▶ _Required work_:
Please report every line from the material that contains the word "text".
________________________________________
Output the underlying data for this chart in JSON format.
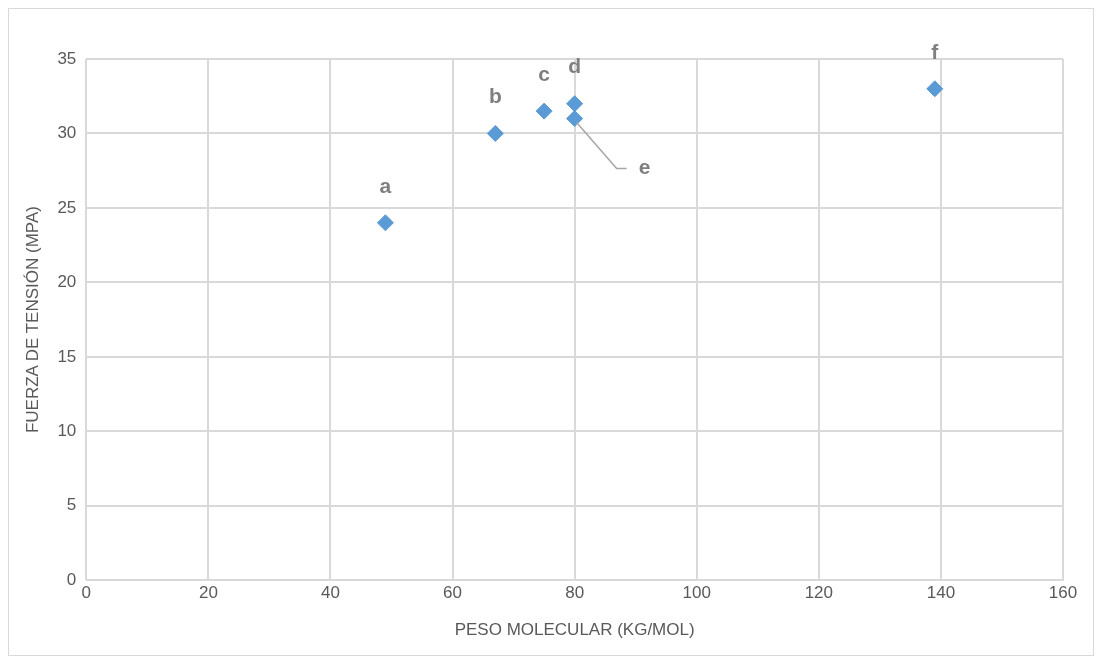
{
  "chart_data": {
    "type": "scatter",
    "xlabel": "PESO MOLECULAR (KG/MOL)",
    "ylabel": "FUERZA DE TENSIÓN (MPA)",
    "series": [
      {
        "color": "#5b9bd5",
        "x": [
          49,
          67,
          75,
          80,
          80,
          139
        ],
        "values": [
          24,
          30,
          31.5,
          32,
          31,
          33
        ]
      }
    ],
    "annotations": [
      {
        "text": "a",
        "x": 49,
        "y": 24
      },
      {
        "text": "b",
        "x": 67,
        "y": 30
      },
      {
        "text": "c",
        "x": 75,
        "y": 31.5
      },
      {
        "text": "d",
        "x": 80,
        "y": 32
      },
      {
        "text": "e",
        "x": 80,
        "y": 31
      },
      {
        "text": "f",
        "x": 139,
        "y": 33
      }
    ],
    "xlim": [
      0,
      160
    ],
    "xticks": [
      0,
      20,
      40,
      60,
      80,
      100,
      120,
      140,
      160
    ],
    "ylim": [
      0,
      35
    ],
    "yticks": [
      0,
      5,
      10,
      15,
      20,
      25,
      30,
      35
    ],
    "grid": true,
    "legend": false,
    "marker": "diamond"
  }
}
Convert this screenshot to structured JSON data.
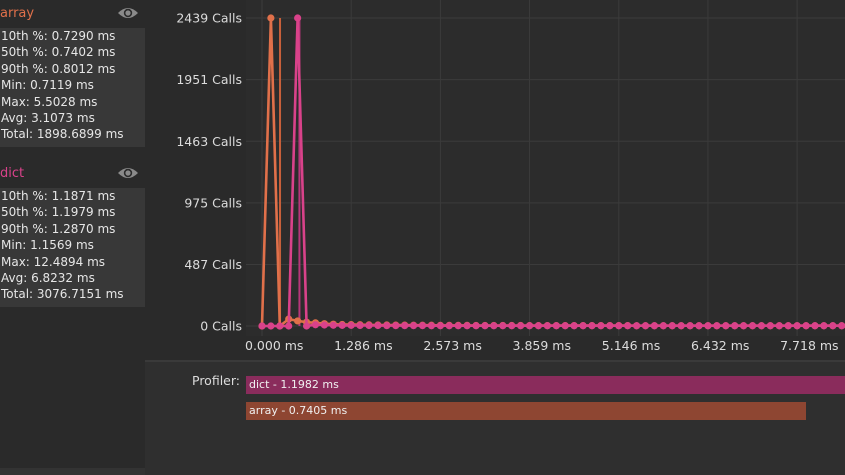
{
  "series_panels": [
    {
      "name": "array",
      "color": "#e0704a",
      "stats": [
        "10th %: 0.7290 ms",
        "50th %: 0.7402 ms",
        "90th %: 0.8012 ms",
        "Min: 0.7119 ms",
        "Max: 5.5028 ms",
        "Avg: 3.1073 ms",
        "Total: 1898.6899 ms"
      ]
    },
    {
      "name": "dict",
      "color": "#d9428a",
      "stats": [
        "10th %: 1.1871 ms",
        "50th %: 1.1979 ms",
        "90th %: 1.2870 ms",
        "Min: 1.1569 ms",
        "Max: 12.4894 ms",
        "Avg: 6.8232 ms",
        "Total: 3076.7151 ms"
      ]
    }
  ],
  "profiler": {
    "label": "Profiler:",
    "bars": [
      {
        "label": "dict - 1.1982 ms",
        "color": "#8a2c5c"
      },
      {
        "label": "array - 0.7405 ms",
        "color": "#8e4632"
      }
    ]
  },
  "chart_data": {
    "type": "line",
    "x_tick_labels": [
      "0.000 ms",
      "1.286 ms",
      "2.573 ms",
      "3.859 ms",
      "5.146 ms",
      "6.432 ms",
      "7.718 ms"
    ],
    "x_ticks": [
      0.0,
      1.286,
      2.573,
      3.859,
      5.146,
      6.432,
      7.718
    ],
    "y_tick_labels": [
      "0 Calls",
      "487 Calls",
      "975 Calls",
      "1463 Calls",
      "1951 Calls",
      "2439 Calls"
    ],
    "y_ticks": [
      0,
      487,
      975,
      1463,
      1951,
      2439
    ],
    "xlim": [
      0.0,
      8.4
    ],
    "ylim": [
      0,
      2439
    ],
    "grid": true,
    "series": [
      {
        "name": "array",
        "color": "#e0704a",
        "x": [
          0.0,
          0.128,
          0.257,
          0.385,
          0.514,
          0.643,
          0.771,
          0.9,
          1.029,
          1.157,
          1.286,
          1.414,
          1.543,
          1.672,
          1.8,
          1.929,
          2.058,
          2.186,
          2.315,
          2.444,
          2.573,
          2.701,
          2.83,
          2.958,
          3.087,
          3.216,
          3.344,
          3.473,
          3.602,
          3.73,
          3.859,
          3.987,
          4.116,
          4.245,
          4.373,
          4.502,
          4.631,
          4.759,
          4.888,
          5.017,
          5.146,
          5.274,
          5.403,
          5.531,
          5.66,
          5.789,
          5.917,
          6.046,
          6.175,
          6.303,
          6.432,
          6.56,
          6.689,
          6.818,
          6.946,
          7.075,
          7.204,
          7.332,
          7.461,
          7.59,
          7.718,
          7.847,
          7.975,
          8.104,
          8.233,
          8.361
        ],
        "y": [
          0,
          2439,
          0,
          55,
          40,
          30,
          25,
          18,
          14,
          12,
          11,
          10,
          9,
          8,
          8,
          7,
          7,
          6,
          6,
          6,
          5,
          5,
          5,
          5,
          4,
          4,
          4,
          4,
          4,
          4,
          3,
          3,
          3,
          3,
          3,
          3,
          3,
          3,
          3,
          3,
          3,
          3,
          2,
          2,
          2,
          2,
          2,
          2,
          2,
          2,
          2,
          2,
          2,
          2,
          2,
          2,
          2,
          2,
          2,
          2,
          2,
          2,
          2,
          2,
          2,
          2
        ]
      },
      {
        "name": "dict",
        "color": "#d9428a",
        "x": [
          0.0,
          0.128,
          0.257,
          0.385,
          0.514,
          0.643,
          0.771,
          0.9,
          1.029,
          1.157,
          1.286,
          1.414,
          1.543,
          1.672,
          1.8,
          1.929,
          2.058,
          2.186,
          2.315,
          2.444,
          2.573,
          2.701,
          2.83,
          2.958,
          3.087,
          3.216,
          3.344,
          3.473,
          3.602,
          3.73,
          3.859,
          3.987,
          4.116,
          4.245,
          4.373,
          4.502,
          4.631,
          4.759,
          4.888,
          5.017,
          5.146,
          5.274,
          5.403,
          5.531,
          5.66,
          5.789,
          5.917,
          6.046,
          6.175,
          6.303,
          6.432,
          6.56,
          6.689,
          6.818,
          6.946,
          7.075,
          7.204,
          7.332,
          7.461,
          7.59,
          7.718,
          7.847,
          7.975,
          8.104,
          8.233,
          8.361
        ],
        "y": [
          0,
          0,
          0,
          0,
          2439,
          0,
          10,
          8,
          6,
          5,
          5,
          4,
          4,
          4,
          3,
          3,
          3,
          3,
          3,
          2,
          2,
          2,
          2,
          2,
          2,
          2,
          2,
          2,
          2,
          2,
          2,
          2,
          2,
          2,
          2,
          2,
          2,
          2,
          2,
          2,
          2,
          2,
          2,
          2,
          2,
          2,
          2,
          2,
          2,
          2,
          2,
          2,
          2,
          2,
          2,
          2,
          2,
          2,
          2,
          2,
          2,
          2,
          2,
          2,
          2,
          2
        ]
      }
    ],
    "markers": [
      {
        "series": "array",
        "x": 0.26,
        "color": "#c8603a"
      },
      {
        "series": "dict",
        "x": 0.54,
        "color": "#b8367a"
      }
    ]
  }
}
________________________________________
▶ _Reply_:
        "text": "a",
        "text": "b",
        "text": "c",
        "text": "d",
        "text": "e",
        "text": "f",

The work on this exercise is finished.